*Input*
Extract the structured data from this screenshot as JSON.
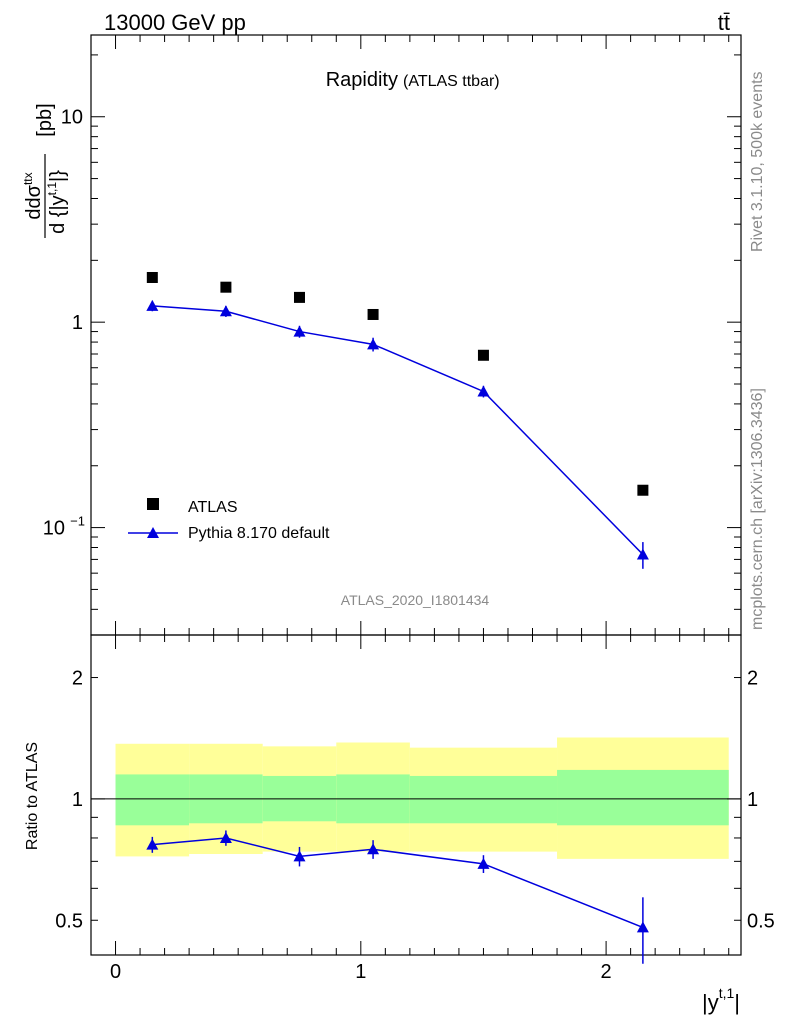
{
  "header": {
    "left": "13000 GeV pp",
    "right": "tt̄"
  },
  "title": {
    "main": "Rapidity",
    "sub": "(ATLAS ttbar)"
  },
  "watermark": "ATLAS_2020_I1801434",
  "side_labels": {
    "rivet": "Rivet 3.1.10,  500k events",
    "source": "mcplots.cern.ch [arXiv:1306.3436]"
  },
  "axes": {
    "top_ylabel_num": "dσ",
    "top_ylabel_num_sup": "ttx",
    "top_ylabel_den": "d {|y",
    "top_ylabel_den_sup": "t,1",
    "top_ylabel_den_tail": "|}",
    "top_ylabel_unit": "[pb]",
    "bottom_ylabel": "Ratio to ATLAS",
    "xlabel": "|y",
    "xlabel_sup": "t,1",
    "xlabel_tail": "|"
  },
  "ticks": {
    "top_y": [
      {
        "v": 10,
        "label": "10"
      },
      {
        "v": 1,
        "label": "1"
      },
      {
        "v": 0.1,
        "label": "10",
        "sup": "−1"
      }
    ],
    "bottom_y": [
      {
        "v": 2,
        "label": "2"
      },
      {
        "v": 1,
        "label": "1"
      },
      {
        "v": 0.5,
        "label": "0.5"
      }
    ],
    "x": [
      {
        "v": 0,
        "label": "0"
      },
      {
        "v": 1,
        "label": "1"
      },
      {
        "v": 2,
        "label": "2"
      }
    ]
  },
  "chart_data": [
    {
      "type": "scatter",
      "panel": "main",
      "yscale": "log",
      "xlim": [
        -0.1,
        2.55
      ],
      "ylim": [
        0.03,
        25
      ],
      "legend": "lower-left",
      "series": [
        {
          "name": "ATLAS",
          "marker": "square",
          "color": "#000000",
          "x": [
            0.15,
            0.45,
            0.75,
            1.05,
            1.5,
            2.15
          ],
          "y": [
            1.65,
            1.48,
            1.32,
            1.09,
            0.69,
            0.152
          ]
        },
        {
          "name": "Pythia 8.170 default",
          "marker": "triangle",
          "color": "#0000dd",
          "line": true,
          "x": [
            0.15,
            0.45,
            0.75,
            1.05,
            1.5,
            2.15
          ],
          "y": [
            1.2,
            1.13,
            0.9,
            0.78,
            0.46,
            0.074
          ],
          "err": [
            0.07,
            0.07,
            0.06,
            0.06,
            0.03,
            0.011
          ]
        }
      ]
    },
    {
      "type": "line",
      "panel": "ratio",
      "yscale": "log",
      "xlim": [
        -0.1,
        2.55
      ],
      "ylim": [
        0.41,
        2.55
      ],
      "bands": [
        {
          "x0": 0.0,
          "x1": 0.3,
          "yellow": [
            0.72,
            1.37
          ],
          "green": [
            0.86,
            1.15
          ]
        },
        {
          "x0": 0.3,
          "x1": 0.6,
          "yellow": [
            0.73,
            1.37
          ],
          "green": [
            0.87,
            1.15
          ]
        },
        {
          "x0": 0.6,
          "x1": 0.9,
          "yellow": [
            0.74,
            1.35
          ],
          "green": [
            0.88,
            1.14
          ]
        },
        {
          "x0": 0.9,
          "x1": 1.2,
          "yellow": [
            0.74,
            1.38
          ],
          "green": [
            0.87,
            1.15
          ]
        },
        {
          "x0": 1.2,
          "x1": 1.8,
          "yellow": [
            0.74,
            1.34
          ],
          "green": [
            0.87,
            1.14
          ]
        },
        {
          "x0": 1.8,
          "x1": 2.5,
          "yellow": [
            0.71,
            1.42
          ],
          "green": [
            0.86,
            1.18
          ]
        }
      ],
      "reference": 1,
      "series": [
        {
          "name": "Pythia 8.170 default",
          "color": "#0000dd",
          "x": [
            0.15,
            0.45,
            0.75,
            1.05,
            1.5,
            2.15
          ],
          "y": [
            0.77,
            0.8,
            0.72,
            0.75,
            0.69,
            0.48
          ],
          "err": [
            0.035,
            0.035,
            0.04,
            0.04,
            0.035,
            0.09
          ]
        }
      ]
    }
  ],
  "legend": {
    "atlas": "ATLAS",
    "pythia": "Pythia 8.170 default"
  }
}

*Written task*
Can you retype every record above exactly, leaving out the pictures?

*Solution for this problem*
Extract the structured data from this screenshot as JSON.
{
  "header": {
    "left": "13000 GeV pp",
    "right": "tt̄"
  },
  "title": {
    "main": "Rapidity",
    "sub": "(ATLAS ttbar)"
  },
  "watermark": "ATLAS_2020_I1801434",
  "side_labels": {
    "rivet": "Rivet 3.1.10,  500k events",
    "source": "mcplots.cern.ch [arXiv:1306.3436]"
  },
  "axes": {
    "top_ylabel_num": "dσ",
    "top_ylabel_num_sup": "ttx",
    "top_ylabel_den": "d {|y",
    "top_ylabel_den_sup": "t,1",
    "top_ylabel_den_tail": "|}",
    "top_ylabel_unit": "[pb]",
    "bottom_ylabel": "Ratio to ATLAS",
    "xlabel": "|y",
    "xlabel_sup": "t,1",
    "xlabel_tail": "|"
  },
  "ticks": {
    "top_y": [
      {
        "v": 10,
        "label": "10"
      },
      {
        "v": 1,
        "label": "1"
      },
      {
        "v": 0.1,
        "label": "10",
        "sup": "−1"
      }
    ],
    "bottom_y": [
      {
        "v": 2,
        "label": "2"
      },
      {
        "v": 1,
        "label": "1"
      },
      {
        "v": 0.5,
        "label": "0.5"
      }
    ],
    "x": [
      {
        "v": 0,
        "label": "0"
      },
      {
        "v": 1,
        "label": "1"
      },
      {
        "v": 2,
        "label": "2"
      }
    ]
  },
  "chart_data": [
    {
      "type": "scatter",
      "panel": "main",
      "yscale": "log",
      "xlim": [
        -0.1,
        2.55
      ],
      "ylim": [
        0.03,
        25
      ],
      "legend": "lower-left",
      "series": [
        {
          "name": "ATLAS",
          "marker": "square",
          "color": "#000000",
          "x": [
            0.15,
            0.45,
            0.75,
            1.05,
            1.5,
            2.15
          ],
          "y": [
            1.65,
            1.48,
            1.32,
            1.09,
            0.69,
            0.152
          ]
        },
        {
          "name": "Pythia 8.170 default",
          "marker": "triangle",
          "color": "#0000dd",
          "line": true,
          "x": [
            0.15,
            0.45,
            0.75,
            1.05,
            1.5,
            2.15
          ],
          "y": [
            1.2,
            1.13,
            0.9,
            0.78,
            0.46,
            0.074
          ],
          "err": [
            0.07,
            0.07,
            0.06,
            0.06,
            0.03,
            0.011
          ]
        }
      ]
    },
    {
      "type": "line",
      "panel": "ratio",
      "yscale": "log",
      "xlim": [
        -0.1,
        2.55
      ],
      "ylim": [
        0.41,
        2.55
      ],
      "bands": [
        {
          "x0": 0.0,
          "x1": 0.3,
          "yellow": [
            0.72,
            1.37
          ],
          "green": [
            0.86,
            1.15
          ]
        },
        {
          "x0": 0.3,
          "x1": 0.6,
          "yellow": [
            0.73,
            1.37
          ],
          "green": [
            0.87,
            1.15
          ]
        },
        {
          "x0": 0.6,
          "x1": 0.9,
          "yellow": [
            0.74,
            1.35
          ],
          "green": [
            0.88,
            1.14
          ]
        },
        {
          "x0": 0.9,
          "x1": 1.2,
          "yellow": [
            0.74,
            1.38
          ],
          "green": [
            0.87,
            1.15
          ]
        },
        {
          "x0": 1.2,
          "x1": 1.8,
          "yellow": [
            0.74,
            1.34
          ],
          "green": [
            0.87,
            1.14
          ]
        },
        {
          "x0": 1.8,
          "x1": 2.5,
          "yellow": [
            0.71,
            1.42
          ],
          "green": [
            0.86,
            1.18
          ]
        }
      ],
      "reference": 1,
      "series": [
        {
          "name": "Pythia 8.170 default",
          "color": "#0000dd",
          "x": [
            0.15,
            0.45,
            0.75,
            1.05,
            1.5,
            2.15
          ],
          "y": [
            0.77,
            0.8,
            0.72,
            0.75,
            0.69,
            0.48
          ],
          "err": [
            0.035,
            0.035,
            0.04,
            0.04,
            0.035,
            0.09
          ]
        }
      ]
    }
  ],
  "legend": {
    "atlas": "ATLAS",
    "pythia": "Pythia 8.170 default"
  }
}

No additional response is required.